[Records to use]:
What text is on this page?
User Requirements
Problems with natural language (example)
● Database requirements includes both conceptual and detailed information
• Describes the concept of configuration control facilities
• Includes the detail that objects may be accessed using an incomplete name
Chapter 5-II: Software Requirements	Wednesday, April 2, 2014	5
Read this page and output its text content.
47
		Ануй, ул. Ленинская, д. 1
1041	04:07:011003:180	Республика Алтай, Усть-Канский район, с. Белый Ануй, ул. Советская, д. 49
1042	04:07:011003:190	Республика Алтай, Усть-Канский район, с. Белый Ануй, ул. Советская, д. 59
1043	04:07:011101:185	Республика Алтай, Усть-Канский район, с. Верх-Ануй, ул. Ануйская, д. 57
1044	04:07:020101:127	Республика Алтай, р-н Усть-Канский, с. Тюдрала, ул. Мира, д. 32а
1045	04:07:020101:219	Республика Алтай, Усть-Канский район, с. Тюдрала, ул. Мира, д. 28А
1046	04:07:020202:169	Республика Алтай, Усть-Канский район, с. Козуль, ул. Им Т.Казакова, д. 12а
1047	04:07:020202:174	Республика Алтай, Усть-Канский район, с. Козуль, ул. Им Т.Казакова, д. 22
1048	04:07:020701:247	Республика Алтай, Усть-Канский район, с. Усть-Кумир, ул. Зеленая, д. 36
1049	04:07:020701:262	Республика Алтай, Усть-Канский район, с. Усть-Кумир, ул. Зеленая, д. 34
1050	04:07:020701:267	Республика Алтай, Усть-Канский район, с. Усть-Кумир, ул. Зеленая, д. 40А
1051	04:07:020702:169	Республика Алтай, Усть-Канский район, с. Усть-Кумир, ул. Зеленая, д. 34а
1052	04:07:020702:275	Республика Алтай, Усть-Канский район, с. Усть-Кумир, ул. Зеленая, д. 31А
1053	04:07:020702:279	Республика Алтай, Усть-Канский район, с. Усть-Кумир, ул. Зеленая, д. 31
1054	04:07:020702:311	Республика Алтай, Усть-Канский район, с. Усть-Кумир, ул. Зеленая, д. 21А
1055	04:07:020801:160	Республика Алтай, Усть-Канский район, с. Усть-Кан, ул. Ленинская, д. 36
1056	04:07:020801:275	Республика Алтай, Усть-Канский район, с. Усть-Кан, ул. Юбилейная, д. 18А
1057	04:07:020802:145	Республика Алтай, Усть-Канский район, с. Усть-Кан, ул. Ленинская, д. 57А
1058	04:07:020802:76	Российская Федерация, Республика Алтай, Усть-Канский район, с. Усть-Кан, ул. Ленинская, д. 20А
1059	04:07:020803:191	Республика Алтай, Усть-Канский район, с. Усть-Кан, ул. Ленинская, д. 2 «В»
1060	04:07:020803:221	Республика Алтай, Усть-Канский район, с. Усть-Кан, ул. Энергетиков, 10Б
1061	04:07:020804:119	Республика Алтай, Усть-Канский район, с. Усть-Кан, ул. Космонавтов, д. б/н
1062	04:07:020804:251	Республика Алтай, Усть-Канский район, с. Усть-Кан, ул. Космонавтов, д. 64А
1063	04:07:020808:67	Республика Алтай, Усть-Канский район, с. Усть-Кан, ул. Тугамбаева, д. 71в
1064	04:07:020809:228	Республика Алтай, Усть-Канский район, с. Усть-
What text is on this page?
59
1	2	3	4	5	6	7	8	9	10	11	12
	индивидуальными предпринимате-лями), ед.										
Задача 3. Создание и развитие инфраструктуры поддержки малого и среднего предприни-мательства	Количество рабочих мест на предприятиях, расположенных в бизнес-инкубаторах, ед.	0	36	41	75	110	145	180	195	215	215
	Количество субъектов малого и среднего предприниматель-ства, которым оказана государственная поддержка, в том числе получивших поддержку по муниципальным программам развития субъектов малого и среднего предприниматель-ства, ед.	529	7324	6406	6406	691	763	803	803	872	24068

[Stated problem]: Make an exact copy of all the data.

[Solution to this exercise]:
What text is on this page?
User Requirements
Problems with natural language (example)
● Database requirements includes both conceptual and detailed information
• Describes the concept of configuration control facilities
• Includes the detail that objects may be accessed using an incomplete name
Chapter 5-II: Software Requirements	Wednesday, April 2, 2014	5
Read this page and output its text content.
47
		Ануй, ул. Ленинская, д. 1
1041	04:07:011003:180	Республика Алтай, Усть-Канский район, с. Белый Ануй, ул. Советская, д. 49
1042	04:07:011003:190	Республика Алтай, Усть-Канский район, с. Белый Ануй, ул. Советская, д. 59
1043	04:07:011101:185	Республика Алтай, Усть-Канский район, с. Верх-Ануй, ул. Ануйская, д. 57
1044	04:07:020101:127	Республика Алтай, р-н Усть-Канский, с. Тюдрала, ул. Мира, д. 32а
1045	04:07:020101:219	Республика Алтай, Усть-Канский район, с. Тюдрала, ул. Мира, д. 28А
1046	04:07:020202:169	Республика Алтай, Усть-Канский район, с. Козуль, ул. Им Т.Казакова, д. 12а
1047	04:07:020202:174	Республика Алтай, Усть-Канский район, с. Козуль, ул. Им Т.Казакова, д. 22
1048	04:07:020701:247	Республика Алтай, Усть-Канский район, с. Усть-Кумир, ул. Зеленая, д. 36
1049	04:07:020701:262	Республика Алтай, Усть-Канский район, с. Усть-Кумир, ул. Зеленая, д. 34
1050	04:07:020701:267	Республика Алтай, Усть-Канский район, с. Усть-Кумир, ул. Зеленая, д. 40А
1051	04:07:020702:169	Республика Алтай, Усть-Канский район, с. Усть-Кумир, ул. Зеленая, д. 34а
1052	04:07:020702:275	Республика Алтай, Усть-Канский район, с. Усть-Кумир, ул. Зеленая, д. 31А
1053	04:07:020702:279	Республика Алтай, Усть-Канский район, с. Усть-Кумир, ул. Зеленая, д. 31
1054	04:07:020702:311	Республика Алтай, Усть-Канский район, с. Усть-Кумир, ул. Зеленая, д. 21А
1055	04:07:020801:160	Республика Алтай, Усть-Канский район, с. Усть-Кан, ул. Ленинская, д. 36
1056	04:07:020801:275	Республика Алтай, Усть-Канский район, с. Усть-Кан, ул. Юбилейная, д. 18А
1057	04:07:020802:145	Республика Алтай, Усть-Канский район, с. Усть-Кан, ул. Ленинская, д. 57А
1058	04:07:020802:76	Российская Федерация, Республика Алтай, Усть-Канский район, с. Усть-Кан, ул. Ленинская, д. 20А
1059	04:07:020803:191	Республика Алтай, Усть-Канский район, с. Усть-Кан, ул. Ленинская, д. 2 «В»
1060	04:07:020803:221	Республика Алтай, Усть-Канский район, с. Усть-Кан, ул. Энергетиков, 10Б
1061	04:07:020804:119	Республика Алтай, Усть-Канский район, с. Усть-Кан, ул. Космонавтов, д. б/н
1062	04:07:020804:251	Республика Алтай, Усть-Канский район, с. Усть-Кан, ул. Космонавтов, д. 64А
1063	04:07:020808:67	Республика Алтай, Усть-Канский район, с. Усть-Кан, ул. Тугамбаева, д. 71в
1064	04:07:020809:228	Республика Алтай, Усть-Канский район, с. Усть-
What text is on this page?
59
1	2	3	4	5	6	7	8	9	10	11	12
	индивидуальными предпринимате-лями), ед.										
Задача 3. Создание и развитие инфраструктуры поддержки малого и среднего предприни-мательства	Количество рабочих мест на предприятиях, расположенных в бизнес-инкубаторах, ед.	0	36	41	75	110	145	180	195	215	215
	Количество субъектов малого и среднего предприниматель-ства, которым оказана государственная поддержка, в том числе получивших поддержку по муниципальным программам развития субъектов малого и среднего предприниматель-ства, ед.	529	7324	6406	6406	691	763	803	803	872	24068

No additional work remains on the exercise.